SOURCE TEXT:
┄┄┄┄┄┄┄┄┄┄
Hi Brian,

Could you post your conf/httpd.conf.d/httpd.webservices please? 

Also, post the output to this:

# cat /proc/$(pgrep -u pf -nf webservices)/limits

Google suggests you may be hitting a limit somewhere.

--
Louis Munro
[email protected]  ::  www.inverse.ca 
+1.514.447.4918 x125  :: +1 (866) 353-6153 x125
Inverse inc. :: Leaders behind SOGo (www.sogo.nu) and PacketFence 
(www.packetfence.org)

On 2014-10-02, at 23:15 , Brian Lucas <[email protected]> wrote:

> Well, the problem has resurfaced.  The relevant log entries are:
> 
> [Thu Oct 02 22:04:07 2014] [emerg] (4)Interrupted system call: couldn't grab 
> the accept mutex
> 
> [Thu Oct 02 22:04:07 2014] [alert] Child 4973 returned a Fatal error... 
> Apache is exiting!
> 
> 
> 
> I can't figure this out.  Any help would be appreciated.  webservices is 
> definitely what is crashing.  I find it a bit odd that there are entries in 
> packetfence.log after this crash attributed to httpd.webservices and it takes 
> some time after this crash for everything to fall apart.  pfmon doesn't seem 
> to successfully restart it either.  
> 
> Oct 02 22:10:13 pfcmd.pl(5590) INFO: Daemon httpd.webservices took 7.219 
> seconds to start. (pf::services::manager::launchService)
┄┄┄┄┄┄┄┄┄┄
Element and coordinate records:
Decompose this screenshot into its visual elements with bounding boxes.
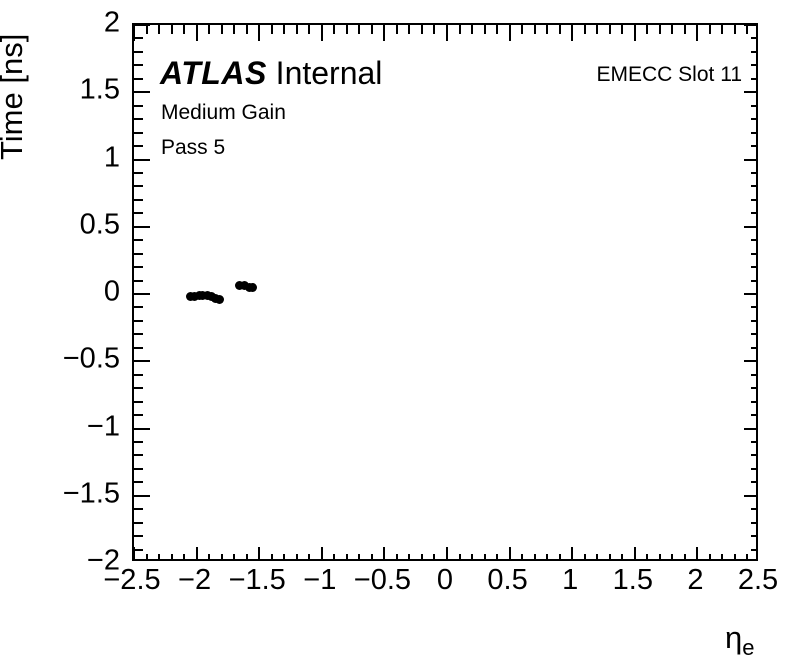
y-axis-tick: [134, 535, 143, 537]
x-axis-tick: [496, 554, 498, 559]
y-axis-tick: [751, 535, 756, 537]
x-axis-tick: [721, 554, 723, 559]
y-tick-label: 2: [104, 9, 120, 38]
x-axis-tick: [433, 25, 435, 34]
y-axis-tick: [134, 64, 143, 66]
x-axis-tick: [271, 554, 273, 559]
y-axis-tick: [134, 132, 143, 134]
x-axis-tick: [571, 547, 573, 559]
y-axis-tick: [751, 51, 756, 53]
x-axis-tick: [321, 547, 323, 559]
x-axis-tick: [596, 25, 598, 34]
x-axis-tick: [396, 554, 398, 559]
x-axis-tick: [246, 554, 248, 559]
x-axis-tick: [696, 25, 698, 41]
y-axis-tick: [134, 347, 143, 349]
x-axis-tick: [158, 25, 160, 34]
x-axis-tick: [446, 25, 448, 41]
y-axis-tick: [134, 468, 143, 470]
y-axis-tick: [751, 401, 756, 403]
y-axis-tick: [751, 37, 756, 39]
x-axis-tick: [659, 554, 661, 559]
x-axis-tick: [509, 547, 511, 559]
y-axis-tick: [744, 91, 756, 93]
x-axis-tick: [634, 547, 636, 559]
x-axis-tick: [471, 25, 473, 34]
y-axis-tick: [744, 428, 756, 430]
y-axis-tick: [134, 145, 143, 147]
y-axis-tick: [134, 414, 143, 416]
x-axis-tick: [171, 554, 173, 559]
y-axis-tick: [134, 454, 143, 456]
y-axis-title: Time [ns]: [0, 34, 30, 160]
x-axis-tick: [271, 25, 273, 34]
x-axis-tick: [596, 554, 598, 559]
x-axis-tick: [609, 554, 611, 559]
x-axis-tick: [571, 25, 573, 41]
x-axis-tick: [746, 554, 748, 559]
x-axis-tick: [258, 547, 260, 559]
x-axis-tick: [484, 25, 486, 34]
y-axis-tick: [744, 293, 756, 295]
y-axis-tick: [751, 347, 756, 349]
x-axis-tick: [521, 554, 523, 559]
x-axis-tick: [634, 25, 636, 41]
x-axis-tick: [559, 554, 561, 559]
y-axis-tick: [751, 387, 756, 389]
x-axis-tick: [734, 25, 736, 34]
y-tick-label: 0.5: [80, 210, 120, 239]
y-axis-tick: [134, 118, 143, 120]
y-axis-tick: [134, 51, 143, 53]
y-axis-tick: [134, 91, 150, 93]
y-axis-tick: [134, 212, 143, 214]
x-axis-tick: [446, 547, 448, 559]
y-axis-tick: [751, 145, 756, 147]
x-axis-tick: [734, 554, 736, 559]
y-axis-tick: [134, 293, 150, 295]
x-tick-label: −1: [303, 566, 336, 595]
y-axis-tick: [134, 387, 143, 389]
x-axis-tick: [609, 25, 611, 34]
y-axis-tick: [751, 64, 756, 66]
y-axis-tick: [751, 266, 756, 268]
x-axis-tick: [721, 25, 723, 34]
x-axis-tick: [421, 554, 423, 559]
y-axis-tick: [134, 172, 143, 174]
x-axis-tick: [471, 554, 473, 559]
y-axis-tick: [134, 333, 143, 335]
x-axis-tick: [709, 25, 711, 34]
x-axis-tick: [534, 554, 536, 559]
x-axis-tick: [684, 554, 686, 559]
y-axis-tick: [134, 481, 143, 483]
y-axis-tick: [751, 441, 756, 443]
y-axis-tick: [751, 374, 756, 376]
x-axis-tick: [383, 547, 385, 559]
x-axis-tick: [709, 554, 711, 559]
atlas-word: ATLAS: [160, 55, 267, 91]
y-axis-tick: [134, 199, 143, 201]
y-axis-tick: [744, 495, 756, 497]
x-axis-tick: [333, 25, 335, 34]
x-tick-label: 0.5: [487, 566, 527, 595]
y-axis-tick: [751, 212, 756, 214]
y-axis-tick: [134, 159, 150, 161]
x-axis-tick: [358, 25, 360, 34]
x-axis-tick: [421, 25, 423, 34]
x-axis-tick: [208, 25, 210, 34]
y-axis-tick: [751, 306, 756, 308]
y-axis-tick: [751, 454, 756, 456]
x-axis-tick: [459, 554, 461, 559]
x-axis-tick: [346, 25, 348, 34]
y-axis-tick: [751, 549, 756, 551]
x-axis-title-symbol: η: [725, 620, 742, 655]
x-axis-tick: [459, 25, 461, 34]
x-tick-label: −2: [178, 566, 211, 595]
y-axis-tick: [134, 185, 143, 187]
y-axis-tick: [134, 320, 143, 322]
x-tick-label: 1: [562, 566, 578, 595]
y-axis-tick: [134, 549, 143, 551]
plot-frame: ATLAS Internal Medium Gain Pass 5 EMECC …: [132, 23, 758, 561]
y-tick-label: −1: [87, 412, 120, 441]
atlas-label: ATLAS Internal: [160, 55, 382, 92]
x-tick-label: 1.5: [613, 566, 653, 595]
y-axis-tick: [744, 159, 756, 161]
x-axis-tick: [671, 25, 673, 34]
x-axis-tick: [158, 554, 160, 559]
x-axis-tick: [584, 554, 586, 559]
x-axis-tick: [296, 554, 298, 559]
annotation-slot: EMECC Slot 11: [597, 63, 743, 87]
x-axis-tick: [183, 554, 185, 559]
x-axis-tick: [233, 554, 235, 559]
y-axis-tick: [751, 132, 756, 134]
x-tick-label: −0.5: [354, 566, 411, 595]
y-axis-tick: [134, 226, 150, 228]
plot-canvas: ATLAS Internal Medium Gain Pass 5 EMECC …: [134, 25, 756, 559]
x-axis-tick: [221, 554, 223, 559]
atlas-status: Internal: [267, 55, 383, 91]
x-axis-tick: [484, 554, 486, 559]
x-axis-title: ηe: [725, 620, 755, 661]
x-axis-tick: [546, 25, 548, 34]
x-axis-tick: [321, 25, 323, 41]
y-axis-tick: [134, 25, 150, 26]
y-axis-tick: [134, 374, 143, 376]
data-point: [215, 295, 224, 304]
y-axis-tick: [751, 239, 756, 241]
y-tick-label: 0: [104, 278, 120, 307]
y-tick-label: 1: [104, 143, 120, 172]
x-axis-tick: [283, 554, 285, 559]
x-axis-tick: [396, 25, 398, 34]
x-axis-tick: [146, 25, 148, 34]
x-axis-tick: [746, 25, 748, 34]
y-tick-label: −0.5: [63, 345, 120, 374]
x-axis-tick: [584, 25, 586, 34]
y-axis-tick: [744, 360, 756, 362]
y-axis-tick: [134, 78, 143, 80]
x-axis-tick: [646, 554, 648, 559]
y-axis-tick: [134, 508, 143, 510]
x-axis-tick: [283, 25, 285, 34]
y-tick-label: 1.5: [80, 76, 120, 105]
annotation-pass: Pass 5: [161, 136, 225, 160]
y-axis-tick: [744, 226, 756, 228]
x-axis-tick: [308, 554, 310, 559]
y-axis-tick: [751, 481, 756, 483]
x-tick-label: −1.5: [229, 566, 286, 595]
y-axis-tick: [134, 441, 143, 443]
y-axis-tick: [751, 118, 756, 120]
x-axis-tick: [258, 25, 260, 41]
x-tick-label: −2.5: [103, 566, 160, 595]
x-axis-tick: [496, 25, 498, 34]
y-axis-tick: [751, 185, 756, 187]
x-axis-tick: [196, 547, 198, 559]
y-axis-tick: [134, 495, 150, 497]
x-axis-tick: [659, 25, 661, 34]
y-axis-tick: [751, 172, 756, 174]
y-axis-tick: [751, 320, 756, 322]
x-axis-tick: [646, 25, 648, 34]
x-axis-tick: [146, 554, 148, 559]
y-axis-tick: [134, 253, 143, 255]
y-axis-tick: [751, 199, 756, 201]
x-axis-tick: [171, 25, 173, 34]
x-axis-tick: [221, 25, 223, 34]
y-axis-tick: [751, 253, 756, 255]
x-axis-tick: [183, 25, 185, 34]
x-axis-title-subscript: e: [742, 635, 754, 660]
x-axis-tick: [208, 554, 210, 559]
x-axis-tick: [246, 25, 248, 34]
x-axis-tick: [196, 25, 198, 41]
x-axis-tick: [559, 25, 561, 34]
y-axis-tick: [751, 280, 756, 282]
data-point: [248, 283, 257, 292]
y-axis-tick: [751, 414, 756, 416]
y-axis-tick: [751, 78, 756, 80]
x-axis-tick: [621, 554, 623, 559]
x-axis-tick: [534, 25, 536, 34]
y-axis-tick: [134, 401, 143, 403]
x-axis-tick: [296, 25, 298, 34]
x-axis-tick: [358, 554, 360, 559]
x-axis-tick: [546, 554, 548, 559]
x-axis-tick: [671, 554, 673, 559]
y-axis-tick: [134, 428, 150, 430]
x-axis-tick: [233, 25, 235, 34]
y-tick-label: −1.5: [63, 479, 120, 508]
y-axis-tick: [134, 37, 143, 39]
x-tick-label: 2.5: [738, 566, 778, 595]
x-axis-tick: [371, 554, 373, 559]
y-axis-tick: [134, 239, 143, 241]
x-axis-tick: [621, 25, 623, 34]
x-axis-tick: [346, 554, 348, 559]
annotation-gain: Medium Gain: [161, 101, 286, 125]
x-axis-tick: [696, 547, 698, 559]
x-axis-tick: [383, 25, 385, 41]
x-axis-tick: [408, 554, 410, 559]
y-axis-tick: [751, 105, 756, 107]
x-axis-tick: [308, 25, 310, 34]
y-axis-tick: [134, 522, 143, 524]
y-axis-tick: [134, 105, 143, 107]
x-tick-label: 0: [437, 566, 453, 595]
x-tick-label: 2: [687, 566, 703, 595]
x-axis-tick: [408, 25, 410, 34]
x-axis-tick: [371, 25, 373, 34]
x-axis-tick: [433, 554, 435, 559]
y-axis-tick: [134, 266, 143, 268]
y-axis-tick: [751, 333, 756, 335]
y-axis-tick: [751, 468, 756, 470]
x-axis-tick: [509, 25, 511, 41]
y-axis-tick: [751, 522, 756, 524]
y-axis-tick: [751, 508, 756, 510]
y-axis-tick: [134, 280, 143, 282]
x-axis-tick: [521, 25, 523, 34]
y-axis-tick: [744, 25, 756, 26]
chart-root: Time [ns] ηe 21.510.50−0.5−1−1.5−2 −2.5−…: [0, 0, 796, 672]
x-axis-tick: [684, 25, 686, 34]
y-axis-tick: [134, 360, 150, 362]
y-axis-tick: [134, 306, 143, 308]
x-axis-tick: [333, 554, 335, 559]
┄┄┄┄┄┄┄┄┄┄
REQUIRED WORK:
#1 Update the listing lines between the one holding "y-axis-tick: [134, 535, 143, 537]" and the one holding "x-axis-tick: [321, 547, 323, 559]", inclusive, so that "y-axis-tick" becomes "vertical-axis-tick" and nothing else changes. Return only those lines.
#2 Please continue the mailing-list thread about the crashing httpd.webservices daemon from the point where it stops.

TASK-BY-TASK RESULTS:
#1
vertical-axis-tick: [134, 535, 143, 537]
x-axis-tick: [496, 554, 498, 559]
vertical-axis-tick: [751, 535, 756, 537]
x-axis-tick: [721, 554, 723, 559]
y-tick-label: 2: [104, 9, 120, 38]
x-axis-tick: [433, 25, 435, 34]
vertical-axis-tick: [134, 64, 143, 66]
x-axis-tick: [271, 554, 273, 559]
vertical-axis-tick: [134, 132, 143, 134]
x-axis-tick: [571, 547, 573, 559]
vertical-axis-tick: [751, 51, 756, 53]
x-axis-tick: [321, 547, 323, 559]

#2
> 
> makes it appear as if it started back up, but it does not and there is no 
> relevant info in httpd.webservices.error
> 
> 
> 
> I am at a loss :(
> 
> 
> 
> 
> On Wed, Oct 1, 2014 at 10:00 AM, Brian Lucas <[email protected]> wrote:
> Thanks for following along everyone. The problem appears to be resolved. I'm 
> guessing it was more the 2 process per interface causing deadlocks. But 
> cleaning the database sure didn't hurt! Cheers!
> 
> On Sep 30, 2014 4:30 PM, "Brian Lucas" <[email protected]> wrote:
> Further research shows that I had two pfdhcplisteners running on each 
> interface... bad shutdown somewhere along the way?  Some reading of the past 
> posts shows that can cause some database issues as well.. Here's hoping.
> 
> On Tue, Sep 30, 2014 at 2:52 PM, Brian Lucas <[email protected]> wrote:
> I'm going to have to wait for traffic to be back up to normal to see if we're 
> okay but it looks like the database maintenance script was not running since 
> the update due to the password for mysql needing to be re input.  The radacct 
> table MAY have been getting out of hand big and causing a slowdown that was 
> in turn causing the webservices to crash and bringing everything down.  Fixed 
> the password and cleaned the database.  I will post back with results once my 
> users are back.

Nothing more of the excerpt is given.